┌────────

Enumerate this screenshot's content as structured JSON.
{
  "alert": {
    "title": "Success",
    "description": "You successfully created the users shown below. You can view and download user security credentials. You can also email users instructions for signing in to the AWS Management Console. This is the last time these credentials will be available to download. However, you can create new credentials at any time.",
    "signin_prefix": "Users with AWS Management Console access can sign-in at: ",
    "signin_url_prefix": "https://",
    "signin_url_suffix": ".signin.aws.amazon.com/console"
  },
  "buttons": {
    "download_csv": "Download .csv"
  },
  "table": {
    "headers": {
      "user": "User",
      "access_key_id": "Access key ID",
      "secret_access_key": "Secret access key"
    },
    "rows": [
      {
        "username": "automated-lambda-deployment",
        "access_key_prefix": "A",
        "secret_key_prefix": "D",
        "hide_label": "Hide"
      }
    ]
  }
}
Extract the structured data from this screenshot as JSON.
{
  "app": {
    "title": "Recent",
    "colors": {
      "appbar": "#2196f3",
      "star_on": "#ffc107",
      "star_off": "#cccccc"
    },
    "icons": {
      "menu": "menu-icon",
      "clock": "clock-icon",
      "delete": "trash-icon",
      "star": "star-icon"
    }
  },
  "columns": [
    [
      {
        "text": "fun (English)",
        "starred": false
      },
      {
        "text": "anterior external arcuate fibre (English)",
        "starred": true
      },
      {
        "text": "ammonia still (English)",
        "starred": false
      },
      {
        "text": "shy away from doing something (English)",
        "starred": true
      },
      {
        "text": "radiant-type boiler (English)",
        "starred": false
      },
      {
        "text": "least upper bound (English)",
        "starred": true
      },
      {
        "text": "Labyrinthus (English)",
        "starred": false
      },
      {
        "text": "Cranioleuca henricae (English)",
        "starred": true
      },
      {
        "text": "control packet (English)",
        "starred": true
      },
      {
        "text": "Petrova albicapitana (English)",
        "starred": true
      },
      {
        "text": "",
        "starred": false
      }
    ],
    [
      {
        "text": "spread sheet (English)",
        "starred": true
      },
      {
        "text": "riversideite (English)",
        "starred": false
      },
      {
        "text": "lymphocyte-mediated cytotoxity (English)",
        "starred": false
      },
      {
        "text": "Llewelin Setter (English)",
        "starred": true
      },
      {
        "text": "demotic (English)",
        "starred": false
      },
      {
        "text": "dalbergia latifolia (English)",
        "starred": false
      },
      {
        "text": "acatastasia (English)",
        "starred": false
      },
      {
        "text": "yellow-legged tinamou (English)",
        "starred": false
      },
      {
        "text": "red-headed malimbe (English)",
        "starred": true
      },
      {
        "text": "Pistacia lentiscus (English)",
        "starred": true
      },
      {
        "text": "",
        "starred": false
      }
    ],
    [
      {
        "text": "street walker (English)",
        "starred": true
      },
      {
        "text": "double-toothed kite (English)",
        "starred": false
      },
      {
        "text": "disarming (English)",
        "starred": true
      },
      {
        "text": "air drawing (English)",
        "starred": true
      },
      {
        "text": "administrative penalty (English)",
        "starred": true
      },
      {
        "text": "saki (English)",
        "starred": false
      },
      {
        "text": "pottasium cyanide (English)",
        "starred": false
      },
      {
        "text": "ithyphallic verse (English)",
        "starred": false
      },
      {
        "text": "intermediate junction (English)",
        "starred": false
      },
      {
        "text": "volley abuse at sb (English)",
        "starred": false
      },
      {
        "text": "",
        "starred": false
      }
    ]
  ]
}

└────────

_SET PROBLEM_.
Set down the listing above in full, please, exactly as it appears.

_RESULT OF THE EXERCISE_.
Enumerate this screenshot's content as structured JSON.
{
  "alert": {
    "title": "Success",
    "description": "You successfully created the users shown below. You can view and download user security credentials. You can also email users instructions for signing in to the AWS Management Console. This is the last time these credentials will be available to download. However, you can create new credentials at any time.",
    "signin_prefix": "Users with AWS Management Console access can sign-in at: ",
    "signin_url_prefix": "https://",
    "signin_url_suffix": ".signin.aws.amazon.com/console"
  },
  "buttons": {
    "download_csv": "Download .csv"
  },
  "table": {
    "headers": {
      "user": "User",
      "access_key_id": "Access key ID",
      "secret_access_key": "Secret access key"
    },
    "rows": [
      {
        "username": "automated-lambda-deployment",
        "access_key_prefix": "A",
        "secret_key_prefix": "D",
        "hide_label": "Hide"
      }
    ]
  }
}
Extract the structured data from this screenshot as JSON.
{
  "app": {
    "title": "Recent",
    "colors": {
      "appbar": "#2196f3",
      "star_on": "#ffc107",
      "star_off": "#cccccc"
    },
    "icons": {
      "menu": "menu-icon",
      "clock": "clock-icon",
      "delete": "trash-icon",
      "star": "star-icon"
    }
  },
  "columns": [
    [
      {
        "text": "fun (English)",
        "starred": false
      },
      {
        "text": "anterior external arcuate fibre (English)",
        "starred": true
      },
      {
        "text": "ammonia still (English)",
        "starred": false
      },
      {
        "text": "shy away from doing something (English)",
        "starred": true
      },
      {
        "text": "radiant-type boiler (English)",
        "starred": false
      },
      {
        "text": "least upper bound (English)",
        "starred": true
      },
      {
        "text": "Labyrinthus (English)",
        "starred": false
      },
      {
        "text": "Cranioleuca henricae (English)",
        "starred": true
      },
      {
        "text": "control packet (English)",
        "starred": true
      },
      {
        "text": "Petrova albicapitana (English)",
        "starred": true
      },
      {
        "text": "",
        "starred": false
      }
    ],
    [
      {
        "text": "spread sheet (English)",
        "starred": true
      },
      {
        "text": "riversideite (English)",
        "starred": false
      },
      {
        "text": "lymphocyte-mediated cytotoxity (English)",
        "starred": false
      },
      {
        "text": "Llewelin Setter (English)",
        "starred": true
      },
      {
        "text": "demotic (English)",
        "starred": false
      },
      {
        "text": "dalbergia latifolia (English)",
        "starred": false
      },
      {
        "text": "acatastasia (English)",
        "starred": false
      },
      {
        "text": "yellow-legged tinamou (English)",
        "starred": false
      },
      {
        "text": "red-headed malimbe (English)",
        "starred": true
      },
      {
        "text": "Pistacia lentiscus (English)",
        "starred": true
      },
      {
        "text": "",
        "starred": false
      }
    ],
    [
      {
        "text": "street walker (English)",
        "starred": true
      },
      {
        "text": "double-toothed kite (English)",
        "starred": false
      },
      {
        "text": "disarming (English)",
        "starred": true
      },
      {
        "text": "air drawing (English)",
        "starred": true
      },
      {
        "text": "administrative penalty (English)",
        "starred": true
      },
      {
        "text": "saki (English)",
        "starred": false
      },
      {
        "text": "pottasium cyanide (English)",
        "starred": false
      },
      {
        "text": "ithyphallic verse (English)",
        "starred": false
      },
      {
        "text": "intermediate junction (English)",
        "starred": false
      },
      {
        "text": "volley abuse at sb (English)",
        "starred": false
      },
      {
        "text": "",
        "starred": false
      }
    ]
  ]
}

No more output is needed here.